Request =>
Please copy all the lines that follow, word for word.

Material for the task =>
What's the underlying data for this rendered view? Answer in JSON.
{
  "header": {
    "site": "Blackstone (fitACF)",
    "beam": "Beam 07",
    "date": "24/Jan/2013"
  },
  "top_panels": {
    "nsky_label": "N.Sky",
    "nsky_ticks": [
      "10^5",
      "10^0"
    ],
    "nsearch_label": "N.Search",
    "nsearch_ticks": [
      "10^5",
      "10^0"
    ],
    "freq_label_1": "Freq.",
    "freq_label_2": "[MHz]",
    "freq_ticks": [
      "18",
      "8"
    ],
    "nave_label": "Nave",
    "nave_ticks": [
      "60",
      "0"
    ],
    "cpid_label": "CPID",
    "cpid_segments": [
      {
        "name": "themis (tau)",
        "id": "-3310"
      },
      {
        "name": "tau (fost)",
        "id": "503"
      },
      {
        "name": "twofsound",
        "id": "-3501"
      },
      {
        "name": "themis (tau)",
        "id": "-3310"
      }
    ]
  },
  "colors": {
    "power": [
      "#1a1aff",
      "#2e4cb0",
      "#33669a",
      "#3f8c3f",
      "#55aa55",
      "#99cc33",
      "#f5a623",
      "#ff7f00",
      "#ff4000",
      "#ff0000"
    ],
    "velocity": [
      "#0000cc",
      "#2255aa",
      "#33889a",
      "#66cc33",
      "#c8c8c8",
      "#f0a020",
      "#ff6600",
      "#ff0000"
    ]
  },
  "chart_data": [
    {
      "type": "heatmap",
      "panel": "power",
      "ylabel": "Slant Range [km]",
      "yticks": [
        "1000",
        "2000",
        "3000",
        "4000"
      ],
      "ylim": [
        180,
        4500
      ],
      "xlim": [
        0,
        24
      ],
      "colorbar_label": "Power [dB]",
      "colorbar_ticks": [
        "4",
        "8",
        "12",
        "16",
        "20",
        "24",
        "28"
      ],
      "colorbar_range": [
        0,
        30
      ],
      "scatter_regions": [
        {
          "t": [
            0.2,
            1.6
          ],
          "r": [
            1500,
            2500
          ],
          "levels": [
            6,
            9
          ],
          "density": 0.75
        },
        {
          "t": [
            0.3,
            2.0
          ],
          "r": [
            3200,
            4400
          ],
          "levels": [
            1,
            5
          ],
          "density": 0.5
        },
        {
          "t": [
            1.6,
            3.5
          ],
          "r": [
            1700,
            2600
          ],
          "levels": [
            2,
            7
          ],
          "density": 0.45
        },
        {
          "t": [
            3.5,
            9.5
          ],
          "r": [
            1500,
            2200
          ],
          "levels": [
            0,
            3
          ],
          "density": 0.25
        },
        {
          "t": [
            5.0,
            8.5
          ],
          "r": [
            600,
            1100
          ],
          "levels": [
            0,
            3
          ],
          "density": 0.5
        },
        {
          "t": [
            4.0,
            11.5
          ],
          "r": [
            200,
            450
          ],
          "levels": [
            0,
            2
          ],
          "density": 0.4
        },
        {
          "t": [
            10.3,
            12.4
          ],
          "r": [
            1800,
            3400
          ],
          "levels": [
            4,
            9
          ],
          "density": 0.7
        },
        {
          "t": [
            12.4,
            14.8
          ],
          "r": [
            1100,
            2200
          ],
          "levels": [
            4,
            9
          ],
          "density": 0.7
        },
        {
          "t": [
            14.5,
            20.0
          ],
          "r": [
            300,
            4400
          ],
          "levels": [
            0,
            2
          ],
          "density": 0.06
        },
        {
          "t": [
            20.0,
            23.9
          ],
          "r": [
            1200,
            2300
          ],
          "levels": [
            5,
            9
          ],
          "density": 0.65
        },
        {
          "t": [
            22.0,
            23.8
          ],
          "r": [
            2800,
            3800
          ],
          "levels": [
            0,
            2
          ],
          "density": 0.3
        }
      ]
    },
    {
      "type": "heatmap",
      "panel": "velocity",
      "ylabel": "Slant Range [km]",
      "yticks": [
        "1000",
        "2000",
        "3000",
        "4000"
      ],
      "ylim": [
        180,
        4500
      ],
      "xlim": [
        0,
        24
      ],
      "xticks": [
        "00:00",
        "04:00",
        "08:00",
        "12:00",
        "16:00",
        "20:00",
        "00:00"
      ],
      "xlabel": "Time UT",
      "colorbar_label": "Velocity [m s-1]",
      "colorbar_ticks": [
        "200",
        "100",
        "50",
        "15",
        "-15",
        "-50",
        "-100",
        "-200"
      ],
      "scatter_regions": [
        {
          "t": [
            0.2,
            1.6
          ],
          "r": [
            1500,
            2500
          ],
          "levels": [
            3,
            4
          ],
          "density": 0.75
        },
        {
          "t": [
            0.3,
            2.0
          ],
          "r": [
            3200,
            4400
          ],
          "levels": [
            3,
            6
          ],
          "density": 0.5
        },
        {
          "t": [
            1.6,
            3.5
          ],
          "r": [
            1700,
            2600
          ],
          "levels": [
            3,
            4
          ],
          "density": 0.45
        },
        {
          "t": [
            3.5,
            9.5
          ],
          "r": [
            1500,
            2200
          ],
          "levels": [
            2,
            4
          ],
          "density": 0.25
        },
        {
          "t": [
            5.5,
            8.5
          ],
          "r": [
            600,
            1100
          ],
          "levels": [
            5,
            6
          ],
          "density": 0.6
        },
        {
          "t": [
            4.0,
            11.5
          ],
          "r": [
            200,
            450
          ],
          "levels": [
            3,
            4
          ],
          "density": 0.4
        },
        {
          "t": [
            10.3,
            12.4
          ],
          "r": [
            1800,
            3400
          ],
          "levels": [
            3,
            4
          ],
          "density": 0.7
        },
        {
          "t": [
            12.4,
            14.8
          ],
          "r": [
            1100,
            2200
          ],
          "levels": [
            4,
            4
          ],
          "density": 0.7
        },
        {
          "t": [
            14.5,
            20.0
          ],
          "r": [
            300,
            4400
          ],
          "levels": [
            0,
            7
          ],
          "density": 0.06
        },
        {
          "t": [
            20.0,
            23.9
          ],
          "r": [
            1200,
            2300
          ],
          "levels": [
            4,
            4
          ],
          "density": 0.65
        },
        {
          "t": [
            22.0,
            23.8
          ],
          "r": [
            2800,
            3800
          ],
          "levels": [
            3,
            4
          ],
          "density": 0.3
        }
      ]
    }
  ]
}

Answer to this exercise =>
What's the underlying data for this rendered view? Answer in JSON.
{
  "header": {
    "site": "Blackstone (fitACF)",
    "beam": "Beam 07",
    "date": "24/Jan/2013"
  },
  "top_panels": {
    "nsky_label": "N.Sky",
    "nsky_ticks": [
      "10^5",
      "10^0"
    ],
    "nsearch_label": "N.Search",
    "nsearch_ticks": [
      "10^5",
      "10^0"
    ],
    "freq_label_1": "Freq.",
    "freq_label_2": "[MHz]",
    "freq_ticks": [
      "18",
      "8"
    ],
    "nave_label": "Nave",
    "nave_ticks": [
      "60",
      "0"
    ],
    "cpid_label": "CPID",
    "cpid_segments": [
      {
        "name": "themis (tau)",
        "id": "-3310"
      },
      {
        "name": "tau (fost)",
        "id": "503"
      },
      {
        "name": "twofsound",
        "id": "-3501"
      },
      {
        "name": "themis (tau)",
        "id": "-3310"
      }
    ]
  },
  "colors": {
    "power": [
      "#1a1aff",
      "#2e4cb0",
      "#33669a",
      "#3f8c3f",
      "#55aa55",
      "#99cc33",
      "#f5a623",
      "#ff7f00",
      "#ff4000",
      "#ff0000"
    ],
    "velocity": [
      "#0000cc",
      "#2255aa",
      "#33889a",
      "#66cc33",
      "#c8c8c8",
      "#f0a020",
      "#ff6600",
      "#ff0000"
    ]
  },
  "chart_data": [
    {
      "type": "heatmap",
      "panel": "power",
      "ylabel": "Slant Range [km]",
      "yticks": [
        "1000",
        "2000",
        "3000",
        "4000"
      ],
      "ylim": [
        180,
        4500
      ],
      "xlim": [
        0,
        24
      ],
      "colorbar_label": "Power [dB]",
      "colorbar_ticks": [
        "4",
        "8",
        "12",
        "16",
        "20",
        "24",
        "28"
      ],
      "colorbar_range": [
        0,
        30
      ],
      "scatter_regions": [
        {
          "t": [
            0.2,
            1.6
          ],
          "r": [
            1500,
            2500
          ],
          "levels": [
            6,
            9
          ],
          "density": 0.75
        },
        {
          "t": [
            0.3,
            2.0
          ],
          "r": [
            3200,
            4400
          ],
          "levels": [
            1,
            5
          ],
          "density": 0.5
        },
        {
          "t": [
            1.6,
            3.5
          ],
          "r": [
            1700,
            2600
          ],
          "levels": [
            2,
            7
          ],
          "density": 0.45
        },
        {
          "t": [
            3.5,
            9.5
          ],
          "r": [
            1500,
            2200
          ],
          "levels": [
            0,
            3
          ],
          "density": 0.25
        },
        {
          "t": [
            5.0,
            8.5
          ],
          "r": [
            600,
            1100
          ],
          "levels": [
            0,
            3
          ],
          "density": 0.5
        },
        {
          "t": [
            4.0,
            11.5
          ],
          "r": [
            200,
            450
          ],
          "levels": [
            0,
            2
          ],
          "density": 0.4
        },
        {
          "t": [
            10.3,
            12.4
          ],
          "r": [
            1800,
            3400
          ],
          "levels": [
            4,
            9
          ],
          "density": 0.7
        },
        {
          "t": [
            12.4,
            14.8
          ],
          "r": [
            1100,
            2200
          ],
          "levels": [
            4,
            9
          ],
          "density": 0.7
        },
        {
          "t": [
            14.5,
            20.0
          ],
          "r": [
            300,
            4400
          ],
          "levels": [
            0,
            2
          ],
          "density": 0.06
        },
        {
          "t": [
            20.0,
            23.9
          ],
          "r": [
            1200,
            2300
          ],
          "levels": [
            5,
            9
          ],
          "density": 0.65
        },
        {
          "t": [
            22.0,
            23.8
          ],
          "r": [
            2800,
            3800
          ],
          "levels": [
            0,
            2
          ],
          "density": 0.3
        }
      ]
    },
    {
      "type": "heatmap",
      "panel": "velocity",
      "ylabel": "Slant Range [km]",
      "yticks": [
        "1000",
        "2000",
        "3000",
        "4000"
      ],
      "ylim": [
        180,
        4500
      ],
      "xlim": [
        0,
        24
      ],
      "xticks": [
        "00:00",
        "04:00",
        "08:00",
        "12:00",
        "16:00",
        "20:00",
        "00:00"
      ],
      "xlabel": "Time UT",
      "colorbar_label": "Velocity [m s-1]",
      "colorbar_ticks": [
        "200",
        "100",
        "50",
        "15",
        "-15",
        "-50",
        "-100",
        "-200"
      ],
      "scatter_regions": [
        {
          "t": [
            0.2,
            1.6
          ],
          "r": [
            1500,
            2500
          ],
          "levels": [
            3,
            4
          ],
          "density": 0.75
        },
        {
          "t": [
            0.3,
            2.0
          ],
          "r": [
            3200,
            4400
          ],
          "levels": [
            3,
            6
          ],
          "density": 0.5
        },
        {
          "t": [
            1.6,
            3.5
          ],
          "r": [
            1700,
            2600
          ],
          "levels": [
            3,
            4
          ],
          "density": 0.45
        },
        {
          "t": [
            3.5,
            9.5
          ],
          "r": [
            1500,
            2200
          ],
          "levels": [
            2,
            4
          ],
          "density": 0.25
        },
        {
          "t": [
            5.5,
            8.5
          ],
          "r": [
            600,
            1100
          ],
          "levels": [
            5,
            6
          ],
          "density": 0.6
        },
        {
          "t": [
            4.0,
            11.5
          ],
          "r": [
            200,
            450
          ],
          "levels": [
            3,
            4
          ],
          "density": 0.4
        },
        {
          "t": [
            10.3,
            12.4
          ],
          "r": [
            1800,
            3400
          ],
          "levels": [
            3,
            4
          ],
          "density": 0.7
        },
        {
          "t": [
            12.4,
            14.8
          ],
          "r": [
            1100,
            2200
          ],
          "levels": [
            4,
            4
          ],
          "density": 0.7
        },
        {
          "t": [
            14.5,
            20.0
          ],
          "r": [
            300,
            4400
          ],
          "levels": [
            0,
            7
          ],
          "density": 0.06
        },
        {
          "t": [
            20.0,
            23.9
          ],
          "r": [
            1200,
            2300
          ],
          "levels": [
            4,
            4
          ],
          "density": 0.65
        },
        {
          "t": [
            22.0,
            23.8
          ],
          "r": [
            2800,
            3800
          ],
          "levels": [
            3,
            4
          ],
          "density": 0.3
        }
      ]
    }
  ]
}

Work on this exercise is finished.